▶ [Written exercise] Copy the lines holding the word "recording", all of them.
— BEGIN Provided records —
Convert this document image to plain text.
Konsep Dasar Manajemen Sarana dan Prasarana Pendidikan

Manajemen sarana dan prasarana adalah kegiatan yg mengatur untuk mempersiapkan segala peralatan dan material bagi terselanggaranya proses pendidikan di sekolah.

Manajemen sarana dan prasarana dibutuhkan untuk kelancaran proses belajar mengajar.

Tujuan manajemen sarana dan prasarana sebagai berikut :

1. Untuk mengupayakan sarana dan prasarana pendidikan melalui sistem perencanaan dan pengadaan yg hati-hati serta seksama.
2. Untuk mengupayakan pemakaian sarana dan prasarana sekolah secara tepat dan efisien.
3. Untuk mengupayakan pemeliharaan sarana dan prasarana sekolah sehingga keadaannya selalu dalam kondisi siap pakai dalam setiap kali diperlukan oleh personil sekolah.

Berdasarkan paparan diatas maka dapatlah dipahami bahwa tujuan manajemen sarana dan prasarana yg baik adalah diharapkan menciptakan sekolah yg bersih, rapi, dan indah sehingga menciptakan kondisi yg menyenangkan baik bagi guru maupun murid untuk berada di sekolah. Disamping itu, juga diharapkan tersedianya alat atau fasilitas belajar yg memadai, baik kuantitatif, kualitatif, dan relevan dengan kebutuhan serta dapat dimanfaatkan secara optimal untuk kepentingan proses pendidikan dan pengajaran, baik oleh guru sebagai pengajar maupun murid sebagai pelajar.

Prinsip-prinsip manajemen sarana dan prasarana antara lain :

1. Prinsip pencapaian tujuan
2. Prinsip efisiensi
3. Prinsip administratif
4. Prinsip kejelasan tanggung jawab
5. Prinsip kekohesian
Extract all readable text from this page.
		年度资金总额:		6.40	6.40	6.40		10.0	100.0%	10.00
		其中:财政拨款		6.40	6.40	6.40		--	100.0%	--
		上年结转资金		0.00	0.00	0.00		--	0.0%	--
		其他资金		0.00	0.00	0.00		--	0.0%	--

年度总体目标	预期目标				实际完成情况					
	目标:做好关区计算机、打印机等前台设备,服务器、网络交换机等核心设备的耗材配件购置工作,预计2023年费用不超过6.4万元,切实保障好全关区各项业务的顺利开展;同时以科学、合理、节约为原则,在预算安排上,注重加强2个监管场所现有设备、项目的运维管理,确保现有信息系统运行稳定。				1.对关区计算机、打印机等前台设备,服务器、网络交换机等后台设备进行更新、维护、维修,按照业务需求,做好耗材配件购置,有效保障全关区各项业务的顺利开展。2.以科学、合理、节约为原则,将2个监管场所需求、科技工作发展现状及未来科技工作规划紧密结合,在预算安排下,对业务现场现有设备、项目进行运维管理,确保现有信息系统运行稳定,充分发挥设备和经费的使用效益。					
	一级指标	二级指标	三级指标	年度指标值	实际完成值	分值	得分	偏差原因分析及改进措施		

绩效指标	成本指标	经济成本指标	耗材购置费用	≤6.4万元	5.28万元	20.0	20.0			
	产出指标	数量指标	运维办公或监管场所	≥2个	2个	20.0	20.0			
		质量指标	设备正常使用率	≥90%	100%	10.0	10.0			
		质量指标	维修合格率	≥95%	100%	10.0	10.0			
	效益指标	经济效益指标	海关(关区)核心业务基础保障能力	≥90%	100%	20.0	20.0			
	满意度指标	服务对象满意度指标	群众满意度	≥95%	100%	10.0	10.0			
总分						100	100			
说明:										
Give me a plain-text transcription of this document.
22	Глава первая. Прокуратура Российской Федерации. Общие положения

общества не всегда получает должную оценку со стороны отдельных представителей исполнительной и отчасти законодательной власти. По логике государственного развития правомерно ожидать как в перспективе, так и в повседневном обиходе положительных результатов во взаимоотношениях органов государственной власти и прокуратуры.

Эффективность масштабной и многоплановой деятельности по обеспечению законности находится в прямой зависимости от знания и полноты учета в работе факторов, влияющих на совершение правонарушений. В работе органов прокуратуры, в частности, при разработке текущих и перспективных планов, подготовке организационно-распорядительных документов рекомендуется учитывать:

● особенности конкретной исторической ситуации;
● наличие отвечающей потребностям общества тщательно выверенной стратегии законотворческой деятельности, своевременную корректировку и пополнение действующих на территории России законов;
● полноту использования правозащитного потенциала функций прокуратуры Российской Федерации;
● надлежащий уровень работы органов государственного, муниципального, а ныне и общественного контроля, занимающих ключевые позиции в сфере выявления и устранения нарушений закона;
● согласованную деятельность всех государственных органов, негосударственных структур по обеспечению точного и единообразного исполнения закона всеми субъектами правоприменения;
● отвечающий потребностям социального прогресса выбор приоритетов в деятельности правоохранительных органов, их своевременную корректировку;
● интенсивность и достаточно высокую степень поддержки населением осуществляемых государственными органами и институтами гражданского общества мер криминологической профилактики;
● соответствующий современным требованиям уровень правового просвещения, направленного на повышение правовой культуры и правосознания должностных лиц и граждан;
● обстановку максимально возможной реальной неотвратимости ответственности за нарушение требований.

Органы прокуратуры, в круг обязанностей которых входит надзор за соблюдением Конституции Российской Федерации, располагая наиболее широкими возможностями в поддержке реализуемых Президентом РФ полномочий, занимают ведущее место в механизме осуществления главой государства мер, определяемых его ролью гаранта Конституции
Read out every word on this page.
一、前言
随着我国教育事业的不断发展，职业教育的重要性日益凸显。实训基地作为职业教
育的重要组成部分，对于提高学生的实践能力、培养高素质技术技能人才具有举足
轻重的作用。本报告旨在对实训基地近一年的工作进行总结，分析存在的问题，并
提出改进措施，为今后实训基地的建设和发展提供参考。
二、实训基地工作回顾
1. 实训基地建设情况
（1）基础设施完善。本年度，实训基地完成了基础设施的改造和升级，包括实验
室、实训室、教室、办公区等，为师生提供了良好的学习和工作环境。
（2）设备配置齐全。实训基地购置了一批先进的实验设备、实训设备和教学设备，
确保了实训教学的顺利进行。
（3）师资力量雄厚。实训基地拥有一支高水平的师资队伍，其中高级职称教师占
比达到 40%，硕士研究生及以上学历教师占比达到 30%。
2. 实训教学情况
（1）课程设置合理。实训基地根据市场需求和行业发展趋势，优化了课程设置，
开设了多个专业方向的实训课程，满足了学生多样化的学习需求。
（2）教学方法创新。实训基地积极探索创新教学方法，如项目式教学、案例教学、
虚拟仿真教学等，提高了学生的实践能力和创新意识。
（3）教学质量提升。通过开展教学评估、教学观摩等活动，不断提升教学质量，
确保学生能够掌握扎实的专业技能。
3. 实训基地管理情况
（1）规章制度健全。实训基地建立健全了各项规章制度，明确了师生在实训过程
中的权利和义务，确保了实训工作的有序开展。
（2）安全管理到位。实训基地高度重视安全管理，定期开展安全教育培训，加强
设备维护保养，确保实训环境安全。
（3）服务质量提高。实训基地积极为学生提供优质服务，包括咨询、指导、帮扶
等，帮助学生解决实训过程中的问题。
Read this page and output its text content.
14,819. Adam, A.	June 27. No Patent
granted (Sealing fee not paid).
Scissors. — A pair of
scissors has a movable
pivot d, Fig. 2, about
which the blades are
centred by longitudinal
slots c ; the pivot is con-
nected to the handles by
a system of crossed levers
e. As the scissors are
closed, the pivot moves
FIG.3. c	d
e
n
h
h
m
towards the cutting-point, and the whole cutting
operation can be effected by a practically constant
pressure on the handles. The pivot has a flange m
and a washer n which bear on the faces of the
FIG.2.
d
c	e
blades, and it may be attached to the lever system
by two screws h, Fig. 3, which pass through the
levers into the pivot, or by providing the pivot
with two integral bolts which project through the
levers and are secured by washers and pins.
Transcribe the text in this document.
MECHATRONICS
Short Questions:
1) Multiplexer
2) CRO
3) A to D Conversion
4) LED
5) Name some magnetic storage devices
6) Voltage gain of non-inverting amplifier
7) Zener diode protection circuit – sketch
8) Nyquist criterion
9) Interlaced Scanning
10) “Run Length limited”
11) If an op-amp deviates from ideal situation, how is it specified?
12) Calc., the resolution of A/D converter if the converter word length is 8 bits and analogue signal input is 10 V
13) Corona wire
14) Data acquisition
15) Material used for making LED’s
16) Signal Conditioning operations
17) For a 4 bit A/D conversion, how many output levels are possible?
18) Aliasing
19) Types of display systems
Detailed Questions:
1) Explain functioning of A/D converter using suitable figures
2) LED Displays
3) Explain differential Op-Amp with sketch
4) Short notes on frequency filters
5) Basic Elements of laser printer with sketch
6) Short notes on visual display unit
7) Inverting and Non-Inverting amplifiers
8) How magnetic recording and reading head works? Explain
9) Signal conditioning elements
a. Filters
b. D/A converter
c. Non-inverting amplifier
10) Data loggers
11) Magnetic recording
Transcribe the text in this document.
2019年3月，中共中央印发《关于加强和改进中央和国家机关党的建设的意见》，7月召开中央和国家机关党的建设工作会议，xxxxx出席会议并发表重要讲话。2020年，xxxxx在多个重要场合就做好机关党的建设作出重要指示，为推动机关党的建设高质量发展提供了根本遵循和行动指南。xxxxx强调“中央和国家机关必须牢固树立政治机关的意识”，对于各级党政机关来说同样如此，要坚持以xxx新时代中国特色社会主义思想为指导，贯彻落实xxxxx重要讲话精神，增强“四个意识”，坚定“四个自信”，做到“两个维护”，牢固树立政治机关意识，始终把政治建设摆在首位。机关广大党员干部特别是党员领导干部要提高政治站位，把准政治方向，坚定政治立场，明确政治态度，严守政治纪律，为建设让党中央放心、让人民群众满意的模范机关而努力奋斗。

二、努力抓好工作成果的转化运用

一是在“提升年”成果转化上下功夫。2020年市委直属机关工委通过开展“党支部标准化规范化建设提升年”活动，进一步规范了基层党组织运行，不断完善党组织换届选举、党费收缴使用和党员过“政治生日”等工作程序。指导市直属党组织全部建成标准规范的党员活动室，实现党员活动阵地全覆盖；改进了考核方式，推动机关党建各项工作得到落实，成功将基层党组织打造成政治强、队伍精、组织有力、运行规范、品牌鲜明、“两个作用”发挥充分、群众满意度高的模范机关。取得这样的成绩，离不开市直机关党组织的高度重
— END Provided records —
▶ [Completed exercise]
8) How magnetic recording and reading head works? Explain
11) Magnetic recording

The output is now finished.